● WHAT NEEDS TO BE DONE
Print all the records exactly, please.

A block of data

★ ★ ★ ★ ★

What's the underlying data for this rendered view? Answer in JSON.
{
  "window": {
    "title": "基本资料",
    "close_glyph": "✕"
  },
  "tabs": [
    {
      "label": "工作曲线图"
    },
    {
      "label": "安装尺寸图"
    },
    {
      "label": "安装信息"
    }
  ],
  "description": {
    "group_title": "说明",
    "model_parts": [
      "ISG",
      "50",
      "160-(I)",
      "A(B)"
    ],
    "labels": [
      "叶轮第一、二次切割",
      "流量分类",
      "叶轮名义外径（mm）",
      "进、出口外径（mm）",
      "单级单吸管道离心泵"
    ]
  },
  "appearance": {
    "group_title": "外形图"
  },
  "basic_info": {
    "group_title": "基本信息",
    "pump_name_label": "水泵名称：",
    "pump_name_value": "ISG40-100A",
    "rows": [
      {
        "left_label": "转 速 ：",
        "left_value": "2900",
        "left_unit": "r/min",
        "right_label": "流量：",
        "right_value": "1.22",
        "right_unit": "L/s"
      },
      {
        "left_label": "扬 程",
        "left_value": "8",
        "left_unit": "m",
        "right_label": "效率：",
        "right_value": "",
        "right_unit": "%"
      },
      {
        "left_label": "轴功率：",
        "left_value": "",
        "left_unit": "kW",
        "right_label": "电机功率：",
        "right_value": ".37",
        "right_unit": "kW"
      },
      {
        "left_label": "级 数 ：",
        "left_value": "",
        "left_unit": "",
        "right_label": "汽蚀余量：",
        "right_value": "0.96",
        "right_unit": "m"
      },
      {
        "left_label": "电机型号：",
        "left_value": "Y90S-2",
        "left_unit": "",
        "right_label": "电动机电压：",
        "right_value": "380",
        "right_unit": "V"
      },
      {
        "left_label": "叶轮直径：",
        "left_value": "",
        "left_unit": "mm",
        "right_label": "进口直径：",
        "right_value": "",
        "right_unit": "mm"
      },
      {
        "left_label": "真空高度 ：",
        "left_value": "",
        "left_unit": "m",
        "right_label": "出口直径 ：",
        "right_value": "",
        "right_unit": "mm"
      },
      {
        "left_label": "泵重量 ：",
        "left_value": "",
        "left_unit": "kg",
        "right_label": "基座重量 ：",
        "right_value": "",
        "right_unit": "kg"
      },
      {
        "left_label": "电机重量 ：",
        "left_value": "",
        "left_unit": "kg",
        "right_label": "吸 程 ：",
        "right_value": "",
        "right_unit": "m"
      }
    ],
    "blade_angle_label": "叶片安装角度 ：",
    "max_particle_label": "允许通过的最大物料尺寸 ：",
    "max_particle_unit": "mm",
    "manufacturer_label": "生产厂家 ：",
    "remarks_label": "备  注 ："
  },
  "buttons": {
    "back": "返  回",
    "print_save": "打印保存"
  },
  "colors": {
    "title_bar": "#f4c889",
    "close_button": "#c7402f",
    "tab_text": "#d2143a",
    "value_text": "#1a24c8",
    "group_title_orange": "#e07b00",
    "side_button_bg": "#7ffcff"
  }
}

★ ★ ★ ★ ★

● RESPONSE TO THE TASK
What's the underlying data for this rendered view? Answer in JSON.
{
  "window": {
    "title": "基本资料",
    "close_glyph": "✕"
  },
  "tabs": [
    {
      "label": "工作曲线图"
    },
    {
      "label": "安装尺寸图"
    },
    {
      "label": "安装信息"
    }
  ],
  "description": {
    "group_title": "说明",
    "model_parts": [
      "ISG",
      "50",
      "160-(I)",
      "A(B)"
    ],
    "labels": [
      "叶轮第一、二次切割",
      "流量分类",
      "叶轮名义外径（mm）",
      "进、出口外径（mm）",
      "单级单吸管道离心泵"
    ]
  },
  "appearance": {
    "group_title": "外形图"
  },
  "basic_info": {
    "group_title": "基本信息",
    "pump_name_label": "水泵名称：",
    "pump_name_value": "ISG40-100A",
    "rows": [
      {
        "left_label": "转 速 ：",
        "left_value": "2900",
        "left_unit": "r/min",
        "right_label": "流量：",
        "right_value": "1.22",
        "right_unit": "L/s"
      },
      {
        "left_label": "扬 程",
        "left_value": "8",
        "left_unit": "m",
        "right_label": "效率：",
        "right_value": "",
        "right_unit": "%"
      },
      {
        "left_label": "轴功率：",
        "left_value": "",
        "left_unit": "kW",
        "right_label": "电机功率：",
        "right_value": ".37",
        "right_unit": "kW"
      },
      {
        "left_label": "级 数 ：",
        "left_value": "",
        "left_unit": "",
        "right_label": "汽蚀余量：",
        "right_value": "0.96",
        "right_unit": "m"
      },
      {
        "left_label": "电机型号：",
        "left_value": "Y90S-2",
        "left_unit": "",
        "right_label": "电动机电压：",
        "right_value": "380",
        "right_unit": "V"
      },
      {
        "left_label": "叶轮直径：",
        "left_value": "",
        "left_unit": "mm",
        "right_label": "进口直径：",
        "right_value": "",
        "right_unit": "mm"
      },
      {
        "left_label": "真空高度 ：",
        "left_value": "",
        "left_unit": "m",
        "right_label": "出口直径 ：",
        "right_value": "",
        "right_unit": "mm"
      },
      {
        "left_label": "泵重量 ：",
        "left_value": "",
        "left_unit": "kg",
        "right_label": "基座重量 ：",
        "right_value": "",
        "right_unit": "kg"
      },
      {
        "left_label": "电机重量 ：",
        "left_value": "",
        "left_unit": "kg",
        "right_label": "吸 程 ：",
        "right_value": "",
        "right_unit": "m"
      }
    ],
    "blade_angle_label": "叶片安装角度 ：",
    "max_particle_label": "允许通过的最大物料尺寸 ：",
    "max_particle_unit": "mm",
    "manufacturer_label": "生产厂家 ：",
    "remarks_label": "备  注 ："
  },
  "buttons": {
    "back": "返  回",
    "print_save": "打印保存"
  },
  "colors": {
    "title_bar": "#f4c889",
    "close_button": "#c7402f",
    "tab_text": "#d2143a",
    "value_text": "#1a24c8",
    "group_title_orange": "#e07b00",
    "side_button_bg": "#7ffcff"
  }
}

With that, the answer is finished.